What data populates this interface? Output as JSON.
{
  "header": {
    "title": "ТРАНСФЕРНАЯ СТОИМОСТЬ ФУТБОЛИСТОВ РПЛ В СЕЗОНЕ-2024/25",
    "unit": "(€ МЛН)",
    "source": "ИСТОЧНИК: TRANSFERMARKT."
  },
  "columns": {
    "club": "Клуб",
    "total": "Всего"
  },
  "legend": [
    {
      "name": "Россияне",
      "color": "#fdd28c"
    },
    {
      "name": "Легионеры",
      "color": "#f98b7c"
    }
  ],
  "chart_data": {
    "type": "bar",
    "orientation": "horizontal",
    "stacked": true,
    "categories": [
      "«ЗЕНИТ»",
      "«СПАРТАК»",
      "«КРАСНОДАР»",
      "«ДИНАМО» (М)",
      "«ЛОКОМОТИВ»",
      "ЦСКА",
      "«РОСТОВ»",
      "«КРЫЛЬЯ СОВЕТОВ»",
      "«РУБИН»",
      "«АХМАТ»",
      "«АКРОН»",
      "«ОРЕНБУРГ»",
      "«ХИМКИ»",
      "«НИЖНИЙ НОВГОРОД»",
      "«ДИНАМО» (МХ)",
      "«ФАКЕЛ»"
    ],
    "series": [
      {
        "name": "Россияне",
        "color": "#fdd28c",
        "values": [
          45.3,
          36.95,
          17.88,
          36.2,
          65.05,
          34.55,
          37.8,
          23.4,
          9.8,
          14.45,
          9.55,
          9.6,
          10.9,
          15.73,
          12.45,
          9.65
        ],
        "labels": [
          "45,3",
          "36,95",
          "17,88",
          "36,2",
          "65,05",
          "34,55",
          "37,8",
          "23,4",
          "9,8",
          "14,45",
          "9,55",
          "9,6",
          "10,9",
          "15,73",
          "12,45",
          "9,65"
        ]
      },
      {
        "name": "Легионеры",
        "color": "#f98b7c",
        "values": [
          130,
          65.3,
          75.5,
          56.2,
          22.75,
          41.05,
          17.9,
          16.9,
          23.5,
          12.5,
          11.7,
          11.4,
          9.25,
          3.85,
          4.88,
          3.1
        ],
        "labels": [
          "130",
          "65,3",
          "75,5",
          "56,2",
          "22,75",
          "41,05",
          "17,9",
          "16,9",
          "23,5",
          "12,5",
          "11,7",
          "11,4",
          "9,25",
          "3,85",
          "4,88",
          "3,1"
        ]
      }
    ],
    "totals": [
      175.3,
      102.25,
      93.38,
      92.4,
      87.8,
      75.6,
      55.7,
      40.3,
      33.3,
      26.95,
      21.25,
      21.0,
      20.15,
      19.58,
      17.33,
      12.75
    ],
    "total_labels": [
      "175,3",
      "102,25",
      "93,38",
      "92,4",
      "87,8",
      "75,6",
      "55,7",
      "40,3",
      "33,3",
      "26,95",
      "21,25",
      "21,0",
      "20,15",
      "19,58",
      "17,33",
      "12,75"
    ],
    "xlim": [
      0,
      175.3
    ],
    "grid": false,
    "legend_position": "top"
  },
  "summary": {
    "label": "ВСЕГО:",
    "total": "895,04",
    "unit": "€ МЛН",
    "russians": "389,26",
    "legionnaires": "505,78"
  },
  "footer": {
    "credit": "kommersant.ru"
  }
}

----------

Each line of the material should be duplicated exactly, please.

What data populates this interface? Output as JSON.
{
  "header": {
    "title": "ТРАНСФЕРНАЯ СТОИМОСТЬ ФУТБОЛИСТОВ РПЛ В СЕЗОНЕ-2024/25",
    "unit": "(€ МЛН)",
    "source": "ИСТОЧНИК: TRANSFERMARKT."
  },
  "columns": {
    "club": "Клуб",
    "total": "Всего"
  },
  "legend": [
    {
      "name": "Россияне",
      "color": "#fdd28c"
    },
    {
      "name": "Легионеры",
      "color": "#f98b7c"
    }
  ],
  "chart_data": {
    "type": "bar",
    "orientation": "horizontal",
    "stacked": true,
    "categories": [
      "«ЗЕНИТ»",
      "«СПАРТАК»",
      "«КРАСНОДАР»",
      "«ДИНАМО» (М)",
      "«ЛОКОМОТИВ»",
      "ЦСКА",
      "«РОСТОВ»",
      "«КРЫЛЬЯ СОВЕТОВ»",
      "«РУБИН»",
      "«АХМАТ»",
      "«АКРОН»",
      "«ОРЕНБУРГ»",
      "«ХИМКИ»",
      "«НИЖНИЙ НОВГОРОД»",
      "«ДИНАМО» (МХ)",
      "«ФАКЕЛ»"
    ],
    "series": [
      {
        "name": "Россияне",
        "color": "#fdd28c",
        "values": [
          45.3,
          36.95,
          17.88,
          36.2,
          65.05,
          34.55,
          37.8,
          23.4,
          9.8,
          14.45,
          9.55,
          9.6,
          10.9,
          15.73,
          12.45,
          9.65
        ],
        "labels": [
          "45,3",
          "36,95",
          "17,88",
          "36,2",
          "65,05",
          "34,55",
          "37,8",
          "23,4",
          "9,8",
          "14,45",
          "9,55",
          "9,6",
          "10,9",
          "15,73",
          "12,45",
          "9,65"
        ]
      },
      {
        "name": "Легионеры",
        "color": "#f98b7c",
        "values": [
          130,
          65.3,
          75.5,
          56.2,
          22.75,
          41.05,
          17.9,
          16.9,
          23.5,
          12.5,
          11.7,
          11.4,
          9.25,
          3.85,
          4.88,
          3.1
        ],
        "labels": [
          "130",
          "65,3",
          "75,5",
          "56,2",
          "22,75",
          "41,05",
          "17,9",
          "16,9",
          "23,5",
          "12,5",
          "11,7",
          "11,4",
          "9,25",
          "3,85",
          "4,88",
          "3,1"
        ]
      }
    ],
    "totals": [
      175.3,
      102.25,
      93.38,
      92.4,
      87.8,
      75.6,
      55.7,
      40.3,
      33.3,
      26.95,
      21.25,
      21.0,
      20.15,
      19.58,
      17.33,
      12.75
    ],
    "total_labels": [
      "175,3",
      "102,25",
      "93,38",
      "92,4",
      "87,8",
      "75,6",
      "55,7",
      "40,3",
      "33,3",
      "26,95",
      "21,25",
      "21,0",
      "20,15",
      "19,58",
      "17,33",
      "12,75"
    ],
    "xlim": [
      0,
      175.3
    ],
    "grid": false,
    "legend_position": "top"
  },
  "summary": {
    "label": "ВСЕГО:",
    "total": "895,04",
    "unit": "€ МЛН",
    "russians": "389,26",
    "legionnaires": "505,78"
  },
  "footer": {
    "credit": "kommersant.ru"
  }
}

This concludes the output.